-------- Records to use --------
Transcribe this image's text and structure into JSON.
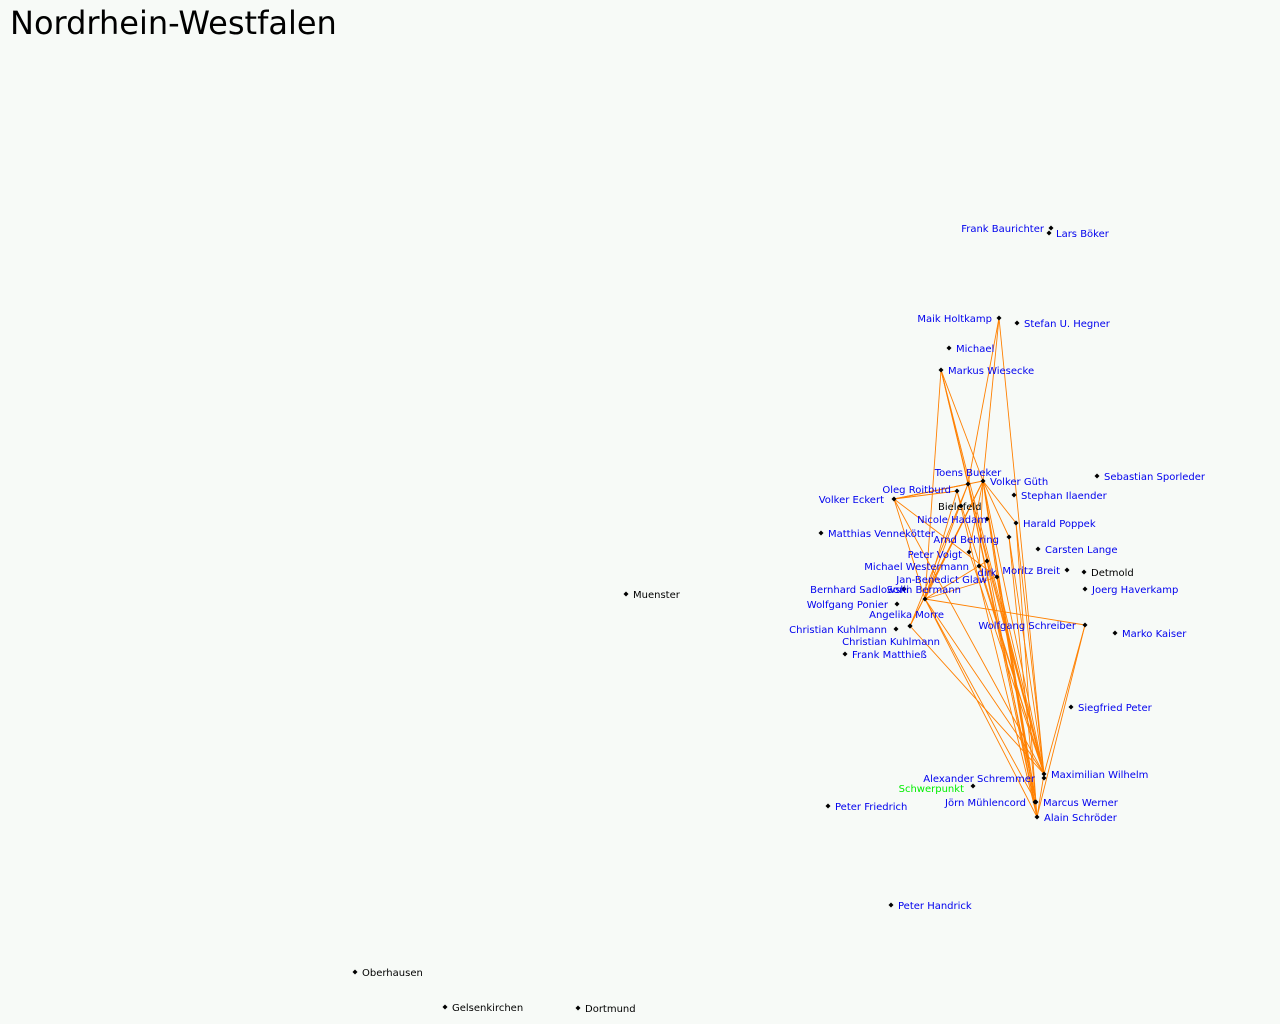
{
  "title": "Nordrhein-Westfalen",
  "colors": {
    "background": "#f7faf7",
    "city_label": "#000000",
    "person_label": "#0000ee",
    "centroid_label": "#00ee00",
    "marker": "#000000",
    "connection_line": "#ff8000"
  },
  "marker_icon": "small-diamond",
  "cities": [
    "Muenster",
    "Bielefeld",
    "Detmold",
    "Oberhausen",
    "Gelsenkirchen",
    "Dortmund"
  ],
  "people": [
    "Frank Baurichter",
    "Lars Böker",
    "Maik Holtkamp",
    "Stefan U. Hegner",
    "Michael",
    "Markus Wiesecke",
    "Toens Bueker",
    "Volker Güth",
    "Oleg Roitburd",
    "Volker Eckert",
    "Stephan Ilaender",
    "Sebastian Sporleder",
    "Nicole Hadam",
    "Harald Poppek",
    "Matthias Vennekötter",
    "Arnd Behring",
    "Carsten Lange",
    "Peter Voigt",
    "Michael Westermann",
    "Moritz Breit",
    "dirk",
    "Jan-Benedict Glaw",
    "Joerg Haverkamp",
    "Bernhard Sadlowski",
    "Sorin Bermann",
    "Wolfgang Ponier",
    "Angelika Morre",
    "Wolfgang Schreiber",
    "Christian Kuhlmann",
    "Christian Kuhlmann",
    "Marko Kaiser",
    "Frank Matthieß",
    "Siegfried Peter",
    "Maximilian Wilhelm",
    "Alexander Schremmer",
    "Jörn Mühlencord",
    "Marcus Werner",
    "Alain Schröder",
    "Peter Friedrich",
    "Peter Handrick"
  ],
  "centroid_label": "Schwerpunkt"
}
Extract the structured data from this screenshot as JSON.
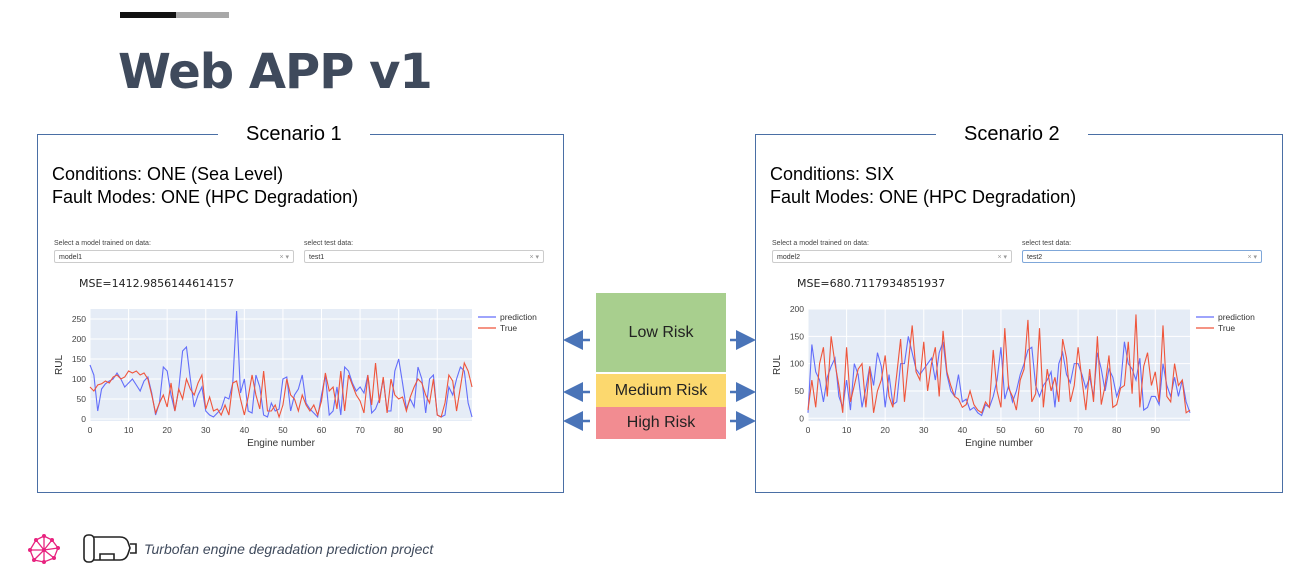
--------
▶ Task objective:
The records above are to be restated exactly, without their pictures.

▶ Solution to the problem:
Transcribe this image's text and structure into JSON.
{
  "title": "Nordrhein-Westfalen",
  "colors": {
    "background": "#f7faf7",
    "city_label": "#000000",
    "person_label": "#0000ee",
    "centroid_label": "#00ee00",
    "marker": "#000000",
    "connection_line": "#ff8000"
  },
  "marker_icon": "small-diamond",
  "cities": [
    "Muenster",
    "Bielefeld",
    "Detmold",
    "Oberhausen",
    "Gelsenkirchen",
    "Dortmund"
  ],
  "people": [
    "Frank Baurichter",
    "Lars Böker",
    "Maik Holtkamp",
    "Stefan U. Hegner",
    "Michael",
    "Markus Wiesecke",
    "Toens Bueker",
    "Volker Güth",
    "Oleg Roitburd",
    "Volker Eckert",
    "Stephan Ilaender",
    "Sebastian Sporleder",
    "Nicole Hadam",
    "Harald Poppek",
    "Matthias Vennekötter",
    "Arnd Behring",
    "Carsten Lange",
    "Peter Voigt",
    "Michael Westermann",
    "Moritz Breit",
    "dirk",
    "Jan-Benedict Glaw",
    "Joerg Haverkamp",
    "Bernhard Sadlowski",
    "Sorin Bermann",
    "Wolfgang Ponier",
    "Angelika Morre",
    "Wolfgang Schreiber",
    "Christian Kuhlmann",
    "Christian Kuhlmann",
    "Marko Kaiser",
    "Frank Matthieß",
    "Siegfried Peter",
    "Maximilian Wilhelm",
    "Alexander Schremmer",
    "Jörn Mühlencord",
    "Marcus Werner",
    "Alain Schröder",
    "Peter Friedrich",
    "Peter Handrick"
  ],
  "centroid_label": "Schwerpunkt"
}
Extract the structured data from this screenshot as JSON.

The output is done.